* [WORK TO DO]
Repeat each entry word for word. Leave any images out of the copy.

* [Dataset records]
----

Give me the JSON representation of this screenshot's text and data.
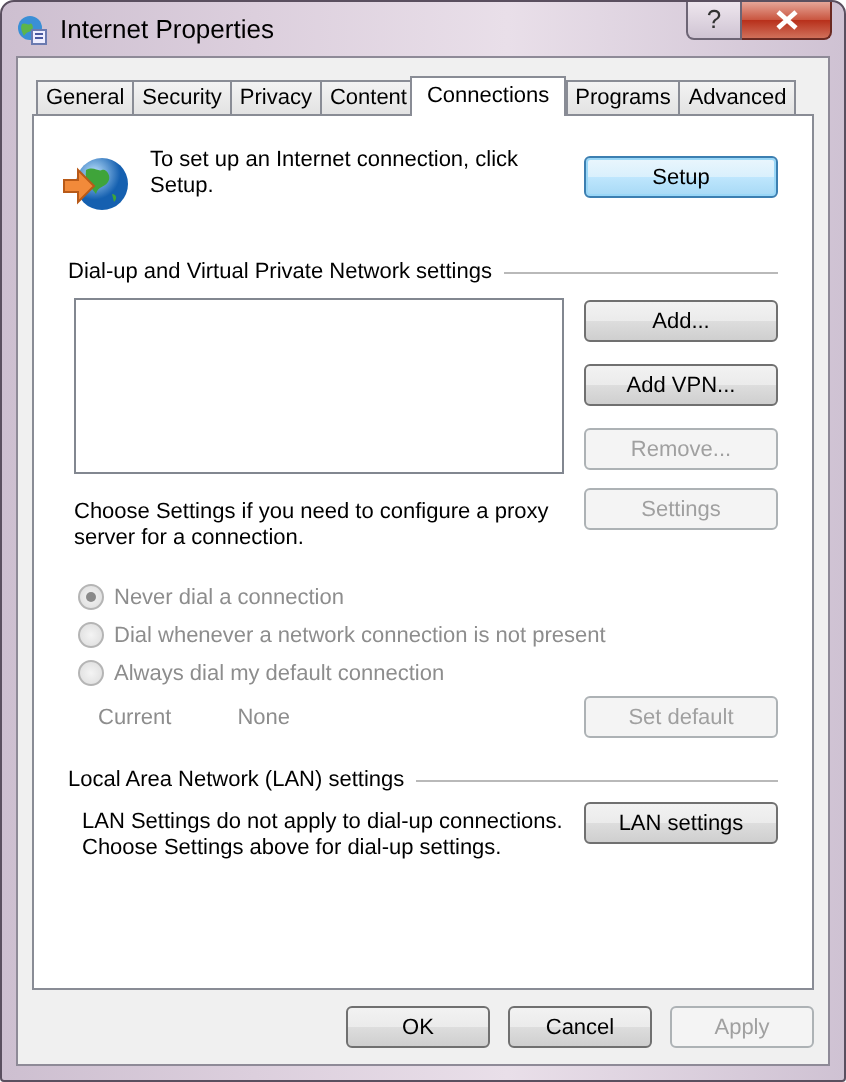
{
  "window": {
    "title": "Internet Properties",
    "help": "?"
  },
  "tabs": [
    {
      "label": "General",
      "selected": false
    },
    {
      "label": "Security",
      "selected": false
    },
    {
      "label": "Privacy",
      "selected": false
    },
    {
      "label": "Content",
      "selected": false
    },
    {
      "label": "Connections",
      "selected": true
    },
    {
      "label": "Programs",
      "selected": false
    },
    {
      "label": "Advanced",
      "selected": false
    }
  ],
  "setup": {
    "lines": [
      "To set up an Internet connection, click",
      "Setup."
    ],
    "button": {
      "label": "Setup",
      "default": true,
      "disabled": false
    }
  },
  "dialup": {
    "heading": "Dial-up and Virtual Private Network settings",
    "buttons": [
      {
        "label": "Add...",
        "disabled": false
      },
      {
        "label": "Add VPN...",
        "disabled": false
      },
      {
        "label": "Remove...",
        "disabled": true
      }
    ],
    "proxy_lines": [
      "Choose Settings if you need to configure a proxy",
      "server for a connection."
    ],
    "settings_button": {
      "label": "Settings",
      "disabled": true
    },
    "options": [
      {
        "label": "Never dial a connection",
        "selected": true,
        "disabled": true
      },
      {
        "label": "Dial whenever a network connection is not present",
        "selected": false,
        "disabled": true
      },
      {
        "label": "Always dial my default connection",
        "selected": false,
        "disabled": true
      }
    ],
    "current_label": "Current",
    "current_value": "None",
    "set_default_button": {
      "label": "Set default",
      "disabled": true
    }
  },
  "lan": {
    "heading": "Local Area Network (LAN) settings",
    "lines": [
      "LAN Settings do not apply to dial-up connections.",
      "Choose Settings above for dial-up settings."
    ],
    "button": {
      "label": "LAN settings",
      "disabled": false
    }
  },
  "footer_buttons": [
    {
      "label": "OK",
      "disabled": false
    },
    {
      "label": "Cancel",
      "disabled": false
    },
    {
      "label": "Apply",
      "disabled": true
    }
  ]
}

----

* [COMPLETED TASK]
Give me the JSON representation of this screenshot's text and data.
{
  "window": {
    "title": "Internet Properties",
    "help": "?"
  },
  "tabs": [
    {
      "label": "General",
      "selected": false
    },
    {
      "label": "Security",
      "selected": false
    },
    {
      "label": "Privacy",
      "selected": false
    },
    {
      "label": "Content",
      "selected": false
    },
    {
      "label": "Connections",
      "selected": true
    },
    {
      "label": "Programs",
      "selected": false
    },
    {
      "label": "Advanced",
      "selected": false
    }
  ],
  "setup": {
    "lines": [
      "To set up an Internet connection, click",
      "Setup."
    ],
    "button": {
      "label": "Setup",
      "default": true,
      "disabled": false
    }
  },
  "dialup": {
    "heading": "Dial-up and Virtual Private Network settings",
    "buttons": [
      {
        "label": "Add...",
        "disabled": false
      },
      {
        "label": "Add VPN...",
        "disabled": false
      },
      {
        "label": "Remove...",
        "disabled": true
      }
    ],
    "proxy_lines": [
      "Choose Settings if you need to configure a proxy",
      "server for a connection."
    ],
    "settings_button": {
      "label": "Settings",
      "disabled": true
    },
    "options": [
      {
        "label": "Never dial a connection",
        "selected": true,
        "disabled": true
      },
      {
        "label": "Dial whenever a network connection is not present",
        "selected": false,
        "disabled": true
      },
      {
        "label": "Always dial my default connection",
        "selected": false,
        "disabled": true
      }
    ],
    "current_label": "Current",
    "current_value": "None",
    "set_default_button": {
      "label": "Set default",
      "disabled": true
    }
  },
  "lan": {
    "heading": "Local Area Network (LAN) settings",
    "lines": [
      "LAN Settings do not apply to dial-up connections.",
      "Choose Settings above for dial-up settings."
    ],
    "button": {
      "label": "LAN settings",
      "disabled": false
    }
  },
  "footer_buttons": [
    {
      "label": "OK",
      "disabled": false
    },
    {
      "label": "Cancel",
      "disabled": false
    },
    {
      "label": "Apply",
      "disabled": true
    }
  ]
}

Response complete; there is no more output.